■ **Directions**
Rewrite every item below, replacing each occurrence of "step-text" with "step-body" and leaving everything else unchanged.

■ **Exercise materials**
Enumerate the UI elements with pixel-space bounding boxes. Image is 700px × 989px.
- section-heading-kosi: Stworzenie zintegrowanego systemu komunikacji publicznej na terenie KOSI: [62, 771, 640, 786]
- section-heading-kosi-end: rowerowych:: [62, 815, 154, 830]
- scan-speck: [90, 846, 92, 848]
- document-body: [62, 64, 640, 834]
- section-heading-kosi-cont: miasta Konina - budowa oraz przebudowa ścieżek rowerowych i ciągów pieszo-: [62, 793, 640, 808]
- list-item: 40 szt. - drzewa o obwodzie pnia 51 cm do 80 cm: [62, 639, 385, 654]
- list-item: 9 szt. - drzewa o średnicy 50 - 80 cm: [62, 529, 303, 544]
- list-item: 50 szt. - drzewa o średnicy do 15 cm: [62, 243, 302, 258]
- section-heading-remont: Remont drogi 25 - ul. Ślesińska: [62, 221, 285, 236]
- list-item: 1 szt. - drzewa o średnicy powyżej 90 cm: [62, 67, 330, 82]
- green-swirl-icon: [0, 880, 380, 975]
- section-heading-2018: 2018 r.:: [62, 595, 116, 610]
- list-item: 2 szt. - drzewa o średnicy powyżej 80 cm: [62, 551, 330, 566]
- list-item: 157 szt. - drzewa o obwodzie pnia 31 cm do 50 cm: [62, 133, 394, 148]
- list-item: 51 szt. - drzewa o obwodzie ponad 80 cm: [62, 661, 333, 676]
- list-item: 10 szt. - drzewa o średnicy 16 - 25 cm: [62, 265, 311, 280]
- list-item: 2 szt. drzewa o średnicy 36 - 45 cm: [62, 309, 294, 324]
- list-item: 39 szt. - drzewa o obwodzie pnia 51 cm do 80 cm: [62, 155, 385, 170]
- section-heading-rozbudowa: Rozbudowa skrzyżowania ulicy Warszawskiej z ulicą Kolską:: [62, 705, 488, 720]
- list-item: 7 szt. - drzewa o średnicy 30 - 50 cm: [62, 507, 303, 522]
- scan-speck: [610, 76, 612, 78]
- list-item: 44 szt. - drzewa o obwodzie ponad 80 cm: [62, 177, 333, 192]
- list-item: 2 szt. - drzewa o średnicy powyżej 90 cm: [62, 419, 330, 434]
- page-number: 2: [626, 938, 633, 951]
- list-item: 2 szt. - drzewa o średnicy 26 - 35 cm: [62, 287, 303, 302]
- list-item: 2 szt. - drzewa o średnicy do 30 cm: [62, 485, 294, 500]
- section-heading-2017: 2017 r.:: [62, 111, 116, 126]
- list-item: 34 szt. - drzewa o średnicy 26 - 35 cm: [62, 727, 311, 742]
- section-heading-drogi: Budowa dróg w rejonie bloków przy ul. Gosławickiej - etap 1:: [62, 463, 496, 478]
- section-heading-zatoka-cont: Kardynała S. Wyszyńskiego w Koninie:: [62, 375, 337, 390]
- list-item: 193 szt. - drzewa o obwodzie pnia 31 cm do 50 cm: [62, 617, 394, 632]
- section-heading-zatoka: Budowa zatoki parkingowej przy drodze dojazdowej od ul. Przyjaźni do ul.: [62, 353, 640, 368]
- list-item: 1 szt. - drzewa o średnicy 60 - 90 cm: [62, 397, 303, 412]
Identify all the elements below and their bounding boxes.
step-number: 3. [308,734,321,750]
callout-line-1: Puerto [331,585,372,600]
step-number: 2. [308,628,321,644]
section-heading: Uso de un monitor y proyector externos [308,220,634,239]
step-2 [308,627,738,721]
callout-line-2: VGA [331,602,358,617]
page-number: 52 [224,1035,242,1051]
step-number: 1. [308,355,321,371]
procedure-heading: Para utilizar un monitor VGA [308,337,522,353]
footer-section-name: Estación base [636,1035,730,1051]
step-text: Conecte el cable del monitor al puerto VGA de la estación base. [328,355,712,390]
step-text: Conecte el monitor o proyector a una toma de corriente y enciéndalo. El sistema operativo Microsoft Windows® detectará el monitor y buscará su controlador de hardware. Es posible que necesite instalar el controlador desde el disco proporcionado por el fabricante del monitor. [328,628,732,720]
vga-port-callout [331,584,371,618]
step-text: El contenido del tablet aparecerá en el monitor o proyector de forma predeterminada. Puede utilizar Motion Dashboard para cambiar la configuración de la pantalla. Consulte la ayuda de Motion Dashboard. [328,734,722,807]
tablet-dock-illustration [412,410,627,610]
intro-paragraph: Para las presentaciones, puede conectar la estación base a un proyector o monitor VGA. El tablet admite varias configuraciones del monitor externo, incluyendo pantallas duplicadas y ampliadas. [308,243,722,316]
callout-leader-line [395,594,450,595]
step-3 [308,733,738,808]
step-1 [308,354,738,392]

■ **Answer below**
Enumerate the UI elements with pixel-space bounding boxes. Image is 700px × 989px.
- section-heading-kosi: Stworzenie zintegrowanego systemu komunikacji publicznej na terenie KOSI: [62, 771, 640, 786]
- section-heading-kosi-end: rowerowych:: [62, 815, 154, 830]
- scan-speck: [90, 846, 92, 848]
- document-body: [62, 64, 640, 834]
- section-heading-kosi-cont: miasta Konina - budowa oraz przebudowa ścieżek rowerowych i ciągów pieszo-: [62, 793, 640, 808]
- list-item: 40 szt. - drzewa o obwodzie pnia 51 cm do 80 cm: [62, 639, 385, 654]
- list-item: 9 szt. - drzewa o średnicy 50 - 80 cm: [62, 529, 303, 544]
- list-item: 50 szt. - drzewa o średnicy do 15 cm: [62, 243, 302, 258]
- section-heading-remont: Remont drogi 25 - ul. Ślesińska: [62, 221, 285, 236]
- list-item: 1 szt. - drzewa o średnicy powyżej 90 cm: [62, 67, 330, 82]
- green-swirl-icon: [0, 880, 380, 975]
- section-heading-2018: 2018 r.:: [62, 595, 116, 610]
- list-item: 2 szt. - drzewa o średnicy powyżej 80 cm: [62, 551, 330, 566]
- list-item: 157 szt. - drzewa o obwodzie pnia 31 cm do 50 cm: [62, 133, 394, 148]
- list-item: 51 szt. - drzewa o obwodzie ponad 80 cm: [62, 661, 333, 676]
- list-item: 10 szt. - drzewa o średnicy 16 - 25 cm: [62, 265, 311, 280]
- list-item: 2 szt. drzewa o średnicy 36 - 45 cm: [62, 309, 294, 324]
- list-item: 39 szt. - drzewa o obwodzie pnia 51 cm do 80 cm: [62, 155, 385, 170]
- section-heading-rozbudowa: Rozbudowa skrzyżowania ulicy Warszawskiej z ulicą Kolską:: [62, 705, 488, 720]
- list-item: 7 szt. - drzewa o średnicy 30 - 50 cm: [62, 507, 303, 522]
- scan-speck: [610, 76, 612, 78]
- list-item: 44 szt. - drzewa o obwodzie ponad 80 cm: [62, 177, 333, 192]
- list-item: 2 szt. - drzewa o średnicy powyżej 90 cm: [62, 419, 330, 434]
- page-number: 2: [626, 938, 633, 951]
- list-item: 2 szt. - drzewa o średnicy 26 - 35 cm: [62, 287, 303, 302]
- list-item: 2 szt. - drzewa o średnicy do 30 cm: [62, 485, 294, 500]
- section-heading-2017: 2017 r.:: [62, 111, 116, 126]
- list-item: 34 szt. - drzewa o średnicy 26 - 35 cm: [62, 727, 311, 742]
- section-heading-drogi: Budowa dróg w rejonie bloków przy ul. Gosławickiej - etap 1:: [62, 463, 496, 478]
- section-heading-zatoka-cont: Kardynała S. Wyszyńskiego w Koninie:: [62, 375, 337, 390]
- list-item: 193 szt. - drzewa o obwodzie pnia 31 cm do 50 cm: [62, 617, 394, 632]
- section-heading-zatoka: Budowa zatoki parkingowej przy drodze dojazdowej od ul. Przyjaźni do ul.: [62, 353, 640, 368]
- list-item: 1 szt. - drzewa o średnicy 60 - 90 cm: [62, 397, 303, 412]
Identify all the elements below and their bounding boxes.
step-number: 3. [308,734,321,750]
callout-line-1: Puerto [331,585,372,600]
step-number: 2. [308,628,321,644]
section-heading: Uso de un monitor y proyector externos [308,220,634,239]
step-2 [308,627,738,721]
callout-line-2: VGA [331,602,358,617]
page-number: 52 [224,1035,242,1051]
step-number: 1. [308,355,321,371]
procedure-heading: Para utilizar un monitor VGA [308,337,522,353]
footer-section-name: Estación base [636,1035,730,1051]
step-body: Conecte el cable del monitor al puerto VGA de la estación base. [328,355,712,390]
step-body: Conecte el monitor o proyector a una toma de corriente y enciéndalo. El sistema operativo Microsoft Windows® detectará el monitor y buscará su controlador de hardware. Es posible que necesite instalar el controlador desde el disco proporcionado por el fabricante del monitor. [328,628,732,720]
vga-port-callout [331,584,371,618]
step-body: El contenido del tablet aparecerá en el monitor o proyector de forma predeterminada. Puede utilizar Motion Dashboard para cambiar la configuración de la pantalla. Consulte la ayuda de Motion Dashboard. [328,734,722,807]
tablet-dock-illustration [412,410,627,610]
intro-paragraph: Para las presentaciones, puede conectar la estación base a un proyector o monitor VGA. El tablet admite varias configuraciones del monitor externo, incluyendo pantallas duplicadas y ampliadas. [308,243,722,316]
callout-leader-line [395,594,450,595]
step-3 [308,733,738,808]
step-1 [308,354,738,392]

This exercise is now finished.